**TASK OBJECTIVE**: What is the number of lines containing the word "title"? Give that number alone.

**PROVIDED INFORMATION**:
________
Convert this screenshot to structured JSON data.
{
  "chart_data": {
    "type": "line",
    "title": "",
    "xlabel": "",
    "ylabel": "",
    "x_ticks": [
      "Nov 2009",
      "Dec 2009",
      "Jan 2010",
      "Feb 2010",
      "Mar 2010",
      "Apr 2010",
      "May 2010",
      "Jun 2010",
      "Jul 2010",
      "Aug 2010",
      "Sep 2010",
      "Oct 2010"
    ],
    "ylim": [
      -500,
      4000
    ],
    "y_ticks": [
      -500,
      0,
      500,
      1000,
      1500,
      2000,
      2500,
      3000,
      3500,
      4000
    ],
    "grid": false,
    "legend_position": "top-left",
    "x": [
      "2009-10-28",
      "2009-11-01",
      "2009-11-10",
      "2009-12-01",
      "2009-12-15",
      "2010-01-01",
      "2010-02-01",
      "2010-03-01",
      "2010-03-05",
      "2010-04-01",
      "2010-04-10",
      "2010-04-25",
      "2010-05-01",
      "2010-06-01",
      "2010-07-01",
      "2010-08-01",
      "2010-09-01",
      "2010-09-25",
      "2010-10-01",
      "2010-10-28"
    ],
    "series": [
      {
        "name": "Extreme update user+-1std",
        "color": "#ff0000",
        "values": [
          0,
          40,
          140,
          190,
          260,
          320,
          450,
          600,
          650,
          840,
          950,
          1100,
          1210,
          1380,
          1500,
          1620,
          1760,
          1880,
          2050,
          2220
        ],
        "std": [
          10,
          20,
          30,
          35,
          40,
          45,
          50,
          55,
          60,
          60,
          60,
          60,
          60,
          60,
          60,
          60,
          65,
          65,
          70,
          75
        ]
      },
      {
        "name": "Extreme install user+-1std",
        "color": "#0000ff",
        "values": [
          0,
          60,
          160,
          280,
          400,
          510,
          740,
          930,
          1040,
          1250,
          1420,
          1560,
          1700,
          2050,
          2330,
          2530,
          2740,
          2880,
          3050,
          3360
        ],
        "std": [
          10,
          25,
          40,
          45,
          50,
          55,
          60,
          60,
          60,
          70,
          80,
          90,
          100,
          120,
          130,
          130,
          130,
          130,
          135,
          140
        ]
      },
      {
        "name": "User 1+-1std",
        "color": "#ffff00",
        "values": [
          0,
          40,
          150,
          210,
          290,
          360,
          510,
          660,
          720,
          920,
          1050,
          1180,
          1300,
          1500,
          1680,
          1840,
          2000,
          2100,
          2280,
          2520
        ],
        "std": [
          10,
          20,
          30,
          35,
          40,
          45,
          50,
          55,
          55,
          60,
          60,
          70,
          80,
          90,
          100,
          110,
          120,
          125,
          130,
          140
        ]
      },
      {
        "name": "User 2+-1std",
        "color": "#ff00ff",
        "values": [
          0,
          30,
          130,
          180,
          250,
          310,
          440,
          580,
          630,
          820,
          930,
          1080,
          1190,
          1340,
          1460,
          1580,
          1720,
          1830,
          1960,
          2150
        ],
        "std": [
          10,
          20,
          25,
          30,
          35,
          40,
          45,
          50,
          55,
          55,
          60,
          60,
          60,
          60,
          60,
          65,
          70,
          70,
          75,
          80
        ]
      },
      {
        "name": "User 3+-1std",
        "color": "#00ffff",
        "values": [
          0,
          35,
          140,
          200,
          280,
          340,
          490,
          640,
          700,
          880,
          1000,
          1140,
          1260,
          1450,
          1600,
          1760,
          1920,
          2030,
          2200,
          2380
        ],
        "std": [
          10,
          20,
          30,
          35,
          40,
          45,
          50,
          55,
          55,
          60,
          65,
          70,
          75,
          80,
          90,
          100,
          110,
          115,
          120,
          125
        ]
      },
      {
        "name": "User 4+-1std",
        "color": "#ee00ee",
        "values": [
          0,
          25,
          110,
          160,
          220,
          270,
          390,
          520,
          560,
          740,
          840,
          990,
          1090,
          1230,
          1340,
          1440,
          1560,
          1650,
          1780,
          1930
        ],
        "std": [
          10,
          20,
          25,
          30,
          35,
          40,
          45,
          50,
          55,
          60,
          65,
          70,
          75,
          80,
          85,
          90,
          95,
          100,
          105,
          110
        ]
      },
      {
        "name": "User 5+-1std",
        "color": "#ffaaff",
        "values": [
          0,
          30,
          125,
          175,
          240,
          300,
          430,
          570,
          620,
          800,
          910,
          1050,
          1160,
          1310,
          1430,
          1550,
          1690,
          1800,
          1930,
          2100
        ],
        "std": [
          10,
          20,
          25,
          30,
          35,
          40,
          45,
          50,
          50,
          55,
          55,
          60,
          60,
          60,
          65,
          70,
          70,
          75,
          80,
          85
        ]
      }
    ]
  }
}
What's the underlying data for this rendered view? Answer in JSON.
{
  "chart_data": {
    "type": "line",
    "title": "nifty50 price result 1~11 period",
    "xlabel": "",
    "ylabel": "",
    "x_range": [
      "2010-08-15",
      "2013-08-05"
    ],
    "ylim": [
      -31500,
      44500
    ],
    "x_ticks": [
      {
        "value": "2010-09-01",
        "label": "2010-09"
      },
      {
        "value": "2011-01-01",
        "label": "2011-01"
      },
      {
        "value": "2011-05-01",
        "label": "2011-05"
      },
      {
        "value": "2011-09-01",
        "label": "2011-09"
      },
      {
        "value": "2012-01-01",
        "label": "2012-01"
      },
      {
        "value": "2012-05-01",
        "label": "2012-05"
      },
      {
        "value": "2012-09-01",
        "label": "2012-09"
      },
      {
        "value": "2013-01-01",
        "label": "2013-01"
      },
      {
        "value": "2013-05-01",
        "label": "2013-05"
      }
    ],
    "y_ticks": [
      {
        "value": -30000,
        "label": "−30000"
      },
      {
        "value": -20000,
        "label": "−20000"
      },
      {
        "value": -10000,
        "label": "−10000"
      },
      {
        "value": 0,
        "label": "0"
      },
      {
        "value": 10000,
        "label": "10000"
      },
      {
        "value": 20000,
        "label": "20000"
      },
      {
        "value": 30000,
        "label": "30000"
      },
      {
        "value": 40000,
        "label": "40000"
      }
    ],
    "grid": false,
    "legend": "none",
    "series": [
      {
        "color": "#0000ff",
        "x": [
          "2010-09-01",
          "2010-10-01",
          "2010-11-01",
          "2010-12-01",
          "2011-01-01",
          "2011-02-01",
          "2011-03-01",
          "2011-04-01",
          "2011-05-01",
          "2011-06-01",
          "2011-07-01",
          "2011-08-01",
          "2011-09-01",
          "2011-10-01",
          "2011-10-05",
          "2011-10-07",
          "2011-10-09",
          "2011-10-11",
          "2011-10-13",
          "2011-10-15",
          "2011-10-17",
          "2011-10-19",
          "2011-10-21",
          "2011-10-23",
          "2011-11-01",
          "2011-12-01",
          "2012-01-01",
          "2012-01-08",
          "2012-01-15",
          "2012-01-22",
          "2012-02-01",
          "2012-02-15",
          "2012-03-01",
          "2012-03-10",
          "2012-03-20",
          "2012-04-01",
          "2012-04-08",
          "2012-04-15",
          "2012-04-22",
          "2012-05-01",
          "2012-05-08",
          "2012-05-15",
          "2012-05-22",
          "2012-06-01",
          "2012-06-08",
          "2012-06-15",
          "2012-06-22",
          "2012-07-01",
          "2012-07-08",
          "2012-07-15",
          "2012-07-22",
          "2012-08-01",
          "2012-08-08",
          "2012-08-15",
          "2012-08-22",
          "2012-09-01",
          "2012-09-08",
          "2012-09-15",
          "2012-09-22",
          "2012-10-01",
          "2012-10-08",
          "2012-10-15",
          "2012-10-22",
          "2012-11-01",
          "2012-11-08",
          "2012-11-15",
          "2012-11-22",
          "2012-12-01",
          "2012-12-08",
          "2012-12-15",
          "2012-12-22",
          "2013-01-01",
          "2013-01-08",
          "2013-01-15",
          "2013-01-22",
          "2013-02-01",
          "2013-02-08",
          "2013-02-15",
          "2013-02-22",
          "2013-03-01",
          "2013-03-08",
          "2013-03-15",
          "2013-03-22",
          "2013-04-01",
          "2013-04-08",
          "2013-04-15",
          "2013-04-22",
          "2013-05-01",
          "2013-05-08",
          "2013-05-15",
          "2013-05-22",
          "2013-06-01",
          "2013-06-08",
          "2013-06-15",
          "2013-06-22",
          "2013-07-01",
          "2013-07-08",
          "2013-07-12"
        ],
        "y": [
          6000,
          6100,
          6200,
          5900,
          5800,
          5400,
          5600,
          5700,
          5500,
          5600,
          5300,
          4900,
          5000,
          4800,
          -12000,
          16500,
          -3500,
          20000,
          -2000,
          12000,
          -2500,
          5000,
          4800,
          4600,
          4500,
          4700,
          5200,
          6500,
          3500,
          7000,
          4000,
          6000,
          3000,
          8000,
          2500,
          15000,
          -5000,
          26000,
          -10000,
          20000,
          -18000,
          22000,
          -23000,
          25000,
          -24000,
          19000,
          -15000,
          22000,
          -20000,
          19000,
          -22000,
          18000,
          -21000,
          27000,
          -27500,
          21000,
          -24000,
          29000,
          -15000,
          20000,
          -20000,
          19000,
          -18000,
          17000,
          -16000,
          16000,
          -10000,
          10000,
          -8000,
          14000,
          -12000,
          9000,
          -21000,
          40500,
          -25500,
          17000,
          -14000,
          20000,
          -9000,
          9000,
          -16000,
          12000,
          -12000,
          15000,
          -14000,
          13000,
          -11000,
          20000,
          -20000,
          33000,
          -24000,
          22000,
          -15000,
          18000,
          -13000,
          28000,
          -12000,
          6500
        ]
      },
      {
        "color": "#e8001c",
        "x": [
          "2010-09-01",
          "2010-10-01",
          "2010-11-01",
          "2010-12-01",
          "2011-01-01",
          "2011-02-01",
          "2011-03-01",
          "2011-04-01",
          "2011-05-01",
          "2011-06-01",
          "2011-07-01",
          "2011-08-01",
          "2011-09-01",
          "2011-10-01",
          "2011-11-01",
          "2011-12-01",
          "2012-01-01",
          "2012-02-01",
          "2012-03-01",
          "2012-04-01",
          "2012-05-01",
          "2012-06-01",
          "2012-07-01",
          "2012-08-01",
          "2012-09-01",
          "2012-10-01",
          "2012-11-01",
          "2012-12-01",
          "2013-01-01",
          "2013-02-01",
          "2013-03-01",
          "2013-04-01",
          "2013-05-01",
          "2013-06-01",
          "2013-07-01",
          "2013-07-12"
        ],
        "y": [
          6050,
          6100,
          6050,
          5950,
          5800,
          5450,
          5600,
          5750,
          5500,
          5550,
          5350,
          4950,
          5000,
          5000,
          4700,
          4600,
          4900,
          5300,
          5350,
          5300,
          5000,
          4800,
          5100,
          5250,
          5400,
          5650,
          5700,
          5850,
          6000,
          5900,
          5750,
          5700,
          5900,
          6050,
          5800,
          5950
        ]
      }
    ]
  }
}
________
**TASK RESULT**: 2